Stored data
· · ·
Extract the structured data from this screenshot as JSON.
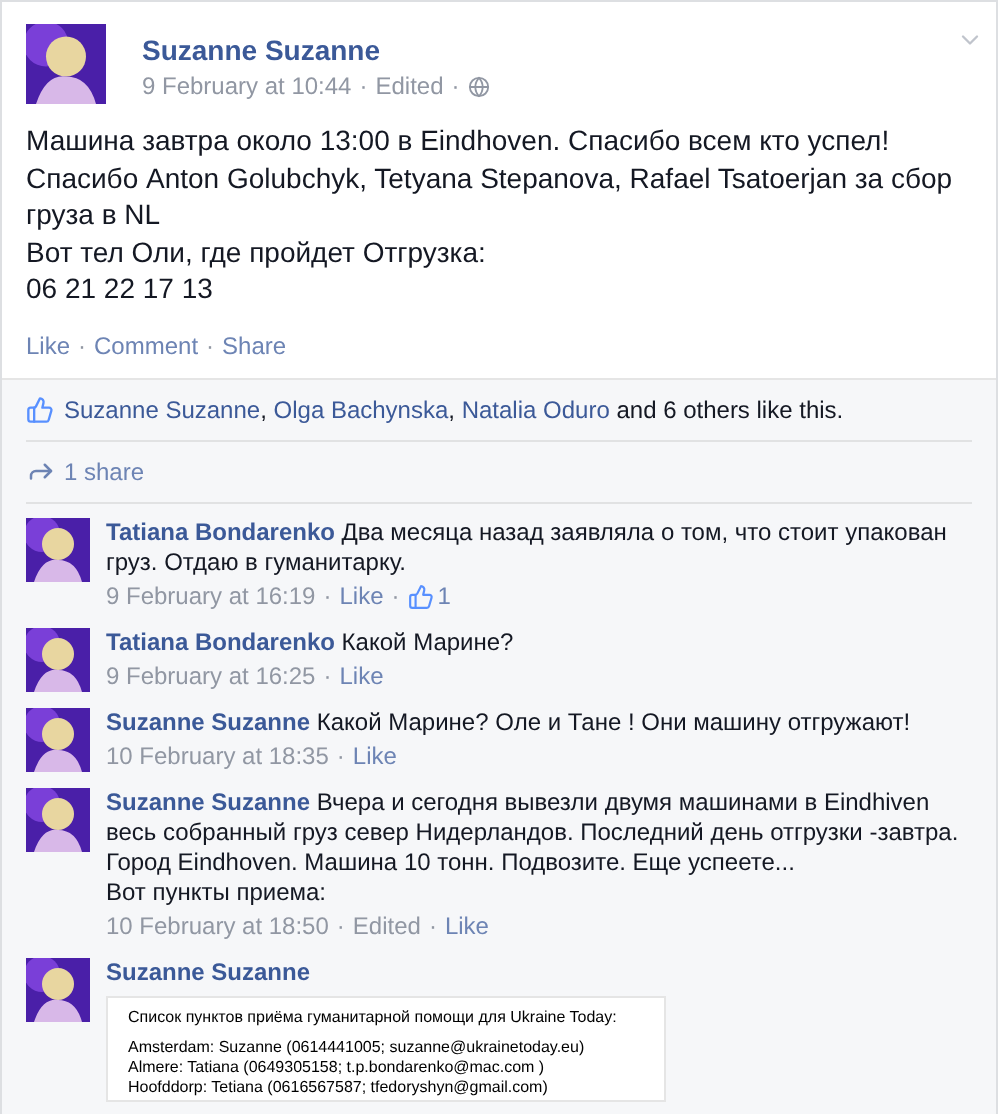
{
  "separator": "·",
  "post": {
    "author": "Suzanne Suzanne",
    "timestamp": "9 February at 10:44",
    "edited": "Edited",
    "body": [
      "Машина завтра около 13:00 в Eindhoven. Спасибо всем кто успел!",
      "Спасибо Anton Golubchyk, Tetyana Stepanova, Rafael Tsatoerjan за сбор груза в NL",
      "Вот тел Оли, где пройдет Отгрузка:",
      "06 21 22 17 13"
    ],
    "actions": [
      "Like",
      "Comment",
      "Share"
    ]
  },
  "likes": {
    "likers": [
      "Suzanne Suzanne",
      "Olga Bachynska",
      "Natalia Oduro"
    ],
    "list_separator": ",",
    "rest": "and 6 others like this."
  },
  "shares": "1 share",
  "comments": [
    {
      "author": "Tatiana Bondarenko",
      "text": "Два месяца назад заявляла о том, что стоит упакован груз. Отдаю в гуманитарку.",
      "timestamp": "9 February at 16:19",
      "like": "Like",
      "like_count": "1"
    },
    {
      "author": "Tatiana Bondarenko",
      "text": "Какой Марине?",
      "timestamp": "9 February at 16:25",
      "like": "Like"
    },
    {
      "author": "Suzanne Suzanne",
      "text": "Какой Марине? Оле и Тане ! Они машину отгружают!",
      "timestamp": "10 February at 18:35",
      "like": "Like"
    },
    {
      "author": "Suzanne Suzanne",
      "text": "Вчера и сегодня вывезли двумя машинами в Eindhiven весь собранный груз север Нидерландов. Последний день отгрузки -завтра. Город Eindhoven. Машина 10 тонн. Подвозите. Еще успеете...",
      "text2": "Вот пункты приема:",
      "timestamp": "10 February at 18:50",
      "edited": "Edited",
      "like": "Like"
    },
    {
      "author": "Suzanne Suzanne",
      "attachment": {
        "kind": "document",
        "title": "Список пунктов приёма гуманитарной помощи для Ukraine Today:",
        "lines": [
          "Amsterdam: Suzanne (0614441005; suzanne@ukrainetoday.eu)",
          "Almere: Tatiana (0649305158; t.p.bondarenko@mac.com )",
          "Hoofddorp: Tetiana (0616567587; tfedoryshyn@gmail.com)"
        ]
      }
    }
  ]
}
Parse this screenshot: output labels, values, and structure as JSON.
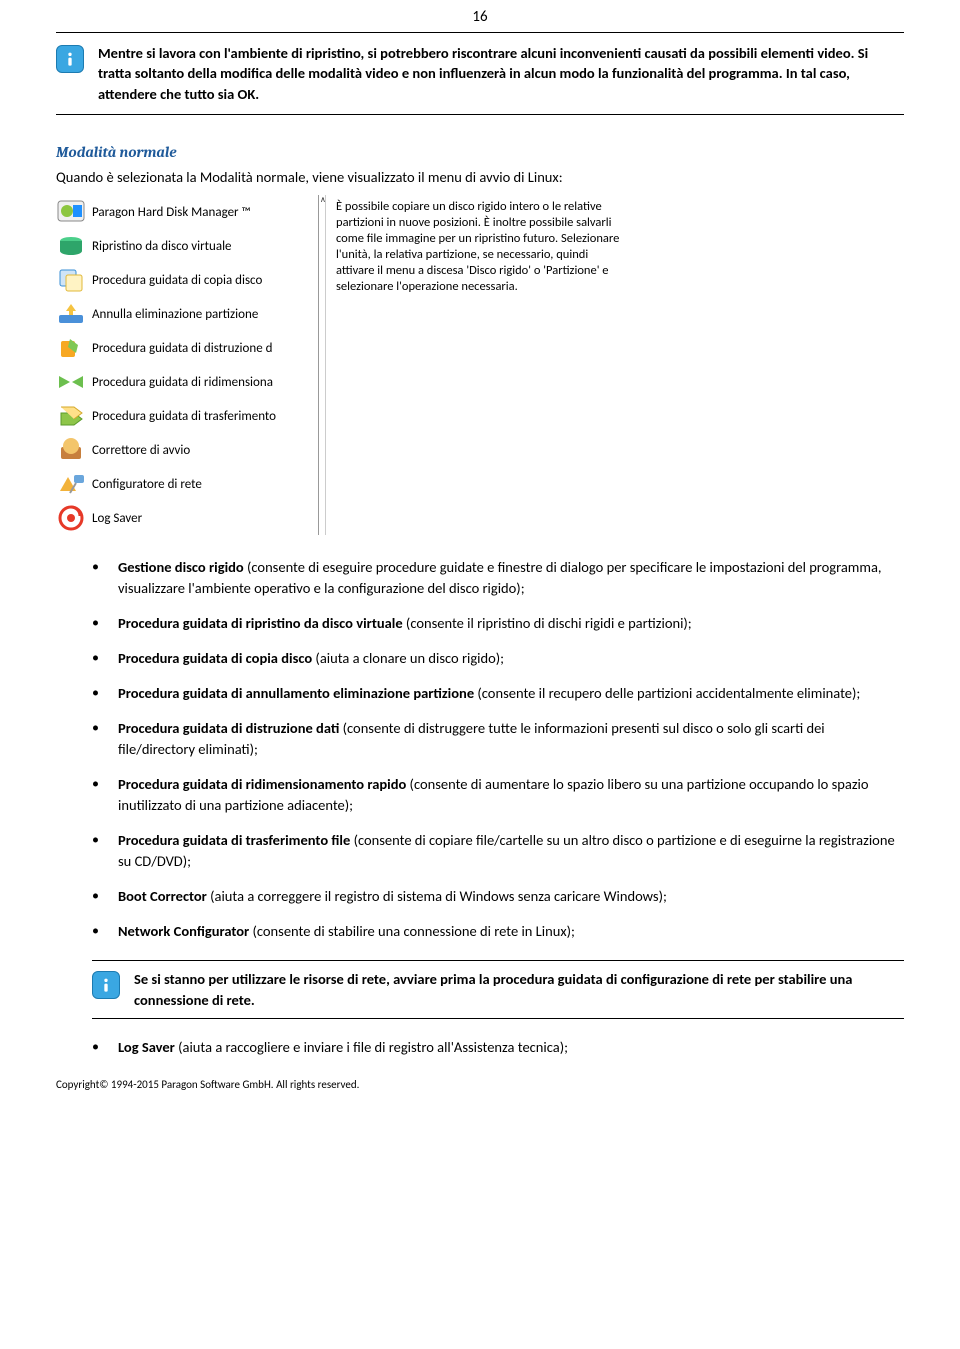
{
  "page_number": "16",
  "callout1": "Mentre si lavora con l'ambiente di ripristino, si potrebbero riscontrare alcuni inconvenienti causati da possibili elementi video. Si tratta soltanto della modifica delle modalità video e non influenzerà in alcun modo la funzionalità del programma. In tal caso, attendere che tutto sia OK.",
  "section_title": "Modalità normale",
  "intro": "Quando è selezionata la Modalità normale, viene visualizzato il menu di avvio di Linux:",
  "menu": {
    "items": [
      {
        "label": "Paragon Hard Disk Manager ™"
      },
      {
        "label": "Ripristino da disco virtuale"
      },
      {
        "label": "Procedura guidata di copia disco"
      },
      {
        "label": "Annulla eliminazione partizione"
      },
      {
        "label": "Procedura guidata di distruzione d"
      },
      {
        "label": "Procedura guidata di ridimensiona"
      },
      {
        "label": "Procedura guidata di trasferimento"
      },
      {
        "label": "Correttore di avvio"
      },
      {
        "label": "Configuratore di rete"
      },
      {
        "label": "Log Saver"
      }
    ],
    "description": "È possibile copiare un disco rigido intero o le relative partizioni in nuove posizioni. È inoltre possibile salvarli come file immagine per un ripristino futuro. Selezionare l'unità, la relativa partizione, se necessario, quindi attivare il menu a discesa 'Disco rigido' o 'Partizione' e selezionare l'operazione necessaria."
  },
  "bullets": [
    {
      "b": "Gestione disco rigido",
      "t": " (consente di eseguire procedure guidate e finestre di dialogo per specificare le impostazioni del programma, visualizzare l'ambiente operativo e la configurazione del disco rigido);"
    },
    {
      "b": "Procedura guidata di ripristino da disco virtuale",
      "t": " (consente il ripristino di dischi rigidi e partizioni);"
    },
    {
      "b": "Procedura guidata di copia disco",
      "t": " (aiuta a clonare un disco rigido);"
    },
    {
      "b": "Procedura guidata di annullamento eliminazione partizione",
      "t": " (consente il recupero delle partizioni accidentalmente eliminate);"
    },
    {
      "b": "Procedura guidata di distruzione dati",
      "t": " (consente di distruggere tutte le informazioni presenti sul disco o solo gli scarti dei file/directory eliminati);"
    },
    {
      "b": "Procedura guidata di ridimensionamento rapido",
      "t": " (consente di aumentare lo spazio libero su una partizione occupando lo spazio inutilizzato di una partizione adiacente);"
    },
    {
      "b": "Procedura guidata di trasferimento file",
      "t": " (consente di copiare file/cartelle su un altro disco o partizione e di eseguirne la registrazione su CD/DVD);"
    },
    {
      "b": "Boot Corrector",
      "t": " (aiuta a correggere il registro di sistema di Windows senza caricare Windows);"
    },
    {
      "b": "Network Configurator",
      "t": " (consente di stabilire una connessione di rete in Linux);"
    }
  ],
  "callout2": "Se si stanno per utilizzare le risorse di rete, avviare prima la procedura guidata di configurazione di rete per stabilire una connessione di rete.",
  "bullet_last": {
    "b": "Log Saver",
    "t": " (aiuta a raccogliere e inviare i file di registro all'Assistenza tecnica);"
  },
  "footer": "Copyright© 1994-2015 Paragon Software GmbH. All rights reserved."
}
· · ·
--- Exercise requirements ---
Repeat all the data as it stands, dropping any images it holds.

--- Expected answer ---
Extract the structured data from this screenshot as JSON.
{
  "separator": "·",
  "post": {
    "author": "Suzanne Suzanne",
    "timestamp": "9 February at 10:44",
    "edited": "Edited",
    "body": [
      "Машина завтра около 13:00 в Eindhoven. Спасибо всем кто успел!",
      "Спасибо Anton Golubchyk, Tetyana Stepanova, Rafael Tsatoerjan за сбор груза в NL",
      "Вот тел Оли, где пройдет Отгрузка:",
      "06 21 22 17 13"
    ],
    "actions": [
      "Like",
      "Comment",
      "Share"
    ]
  },
  "likes": {
    "likers": [
      "Suzanne Suzanne",
      "Olga Bachynska",
      "Natalia Oduro"
    ],
    "list_separator": ",",
    "rest": "and 6 others like this."
  },
  "shares": "1 share",
  "comments": [
    {
      "author": "Tatiana Bondarenko",
      "text": "Два месяца назад заявляла о том, что стоит упакован груз. Отдаю в гуманитарку.",
      "timestamp": "9 February at 16:19",
      "like": "Like",
      "like_count": "1"
    },
    {
      "author": "Tatiana Bondarenko",
      "text": "Какой Марине?",
      "timestamp": "9 February at 16:25",
      "like": "Like"
    },
    {
      "author": "Suzanne Suzanne",
      "text": "Какой Марине? Оле и Тане ! Они машину отгружают!",
      "timestamp": "10 February at 18:35",
      "like": "Like"
    },
    {
      "author": "Suzanne Suzanne",
      "text": "Вчера и сегодня вывезли двумя машинами в Eindhiven весь собранный груз север Нидерландов. Последний день отгрузки -завтра. Город Eindhoven. Машина 10 тонн. Подвозите. Еще успеете...",
      "text2": "Вот пункты приема:",
      "timestamp": "10 February at 18:50",
      "edited": "Edited",
      "like": "Like"
    },
    {
      "author": "Suzanne Suzanne",
      "attachment": {
        "kind": "document",
        "title": "Список пунктов приёма гуманитарной помощи для Ukraine Today:",
        "lines": [
          "Amsterdam: Suzanne (0614441005; suzanne@ukrainetoday.eu)",
          "Almere: Tatiana (0649305158; t.p.bondarenko@mac.com )",
          "Hoofddorp: Tetiana (0616567587; tfedoryshyn@gmail.com)"
        ]
      }
    }
  ]
}
Parse this screenshot: output labels, values, and structure as JSON.
{
  "page_number": "16",
  "callout1": "Mentre si lavora con l'ambiente di ripristino, si potrebbero riscontrare alcuni inconvenienti causati da possibili elementi video. Si tratta soltanto della modifica delle modalità video e non influenzerà in alcun modo la funzionalità del programma. In tal caso, attendere che tutto sia OK.",
  "section_title": "Modalità normale",
  "intro": "Quando è selezionata la Modalità normale, viene visualizzato il menu di avvio di Linux:",
  "menu": {
    "items": [
      {
        "label": "Paragon Hard Disk Manager ™"
      },
      {
        "label": "Ripristino da disco virtuale"
      },
      {
        "label": "Procedura guidata di copia disco"
      },
      {
        "label": "Annulla eliminazione partizione"
      },
      {
        "label": "Procedura guidata di distruzione d"
      },
      {
        "label": "Procedura guidata di ridimensiona"
      },
      {
        "label": "Procedura guidata di trasferimento"
      },
      {
        "label": "Correttore di avvio"
      },
      {
        "label": "Configuratore di rete"
      },
      {
        "label": "Log Saver"
      }
    ],
    "description": "È possibile copiare un disco rigido intero o le relative partizioni in nuove posizioni. È inoltre possibile salvarli come file immagine per un ripristino futuro. Selezionare l'unità, la relativa partizione, se necessario, quindi attivare il menu a discesa 'Disco rigido' o 'Partizione' e selezionare l'operazione necessaria."
  },
  "bullets": [
    {
      "b": "Gestione disco rigido",
      "t": " (consente di eseguire procedure guidate e finestre di dialogo per specificare le impostazioni del programma, visualizzare l'ambiente operativo e la configurazione del disco rigido);"
    },
    {
      "b": "Procedura guidata di ripristino da disco virtuale",
      "t": " (consente il ripristino di dischi rigidi e partizioni);"
    },
    {
      "b": "Procedura guidata di copia disco",
      "t": " (aiuta a clonare un disco rigido);"
    },
    {
      "b": "Procedura guidata di annullamento eliminazione partizione",
      "t": " (consente il recupero delle partizioni accidentalmente eliminate);"
    },
    {
      "b": "Procedura guidata di distruzione dati",
      "t": " (consente di distruggere tutte le informazioni presenti sul disco o solo gli scarti dei file/directory eliminati);"
    },
    {
      "b": "Procedura guidata di ridimensionamento rapido",
      "t": " (consente di aumentare lo spazio libero su una partizione occupando lo spazio inutilizzato di una partizione adiacente);"
    },
    {
      "b": "Procedura guidata di trasferimento file",
      "t": " (consente di copiare file/cartelle su un altro disco o partizione e di eseguirne la registrazione su CD/DVD);"
    },
    {
      "b": "Boot Corrector",
      "t": " (aiuta a correggere il registro di sistema di Windows senza caricare Windows);"
    },
    {
      "b": "Network Configurator",
      "t": " (consente di stabilire una connessione di rete in Linux);"
    }
  ],
  "callout2": "Se si stanno per utilizzare le risorse di rete, avviare prima la procedura guidata di configurazione di rete per stabilire una connessione di rete.",
  "bullet_last": {
    "b": "Log Saver",
    "t": " (aiuta a raccogliere e inviare i file di registro all'Assistenza tecnica);"
  },
  "footer": "Copyright© 1994-2015 Paragon Software GmbH. All rights reserved."
}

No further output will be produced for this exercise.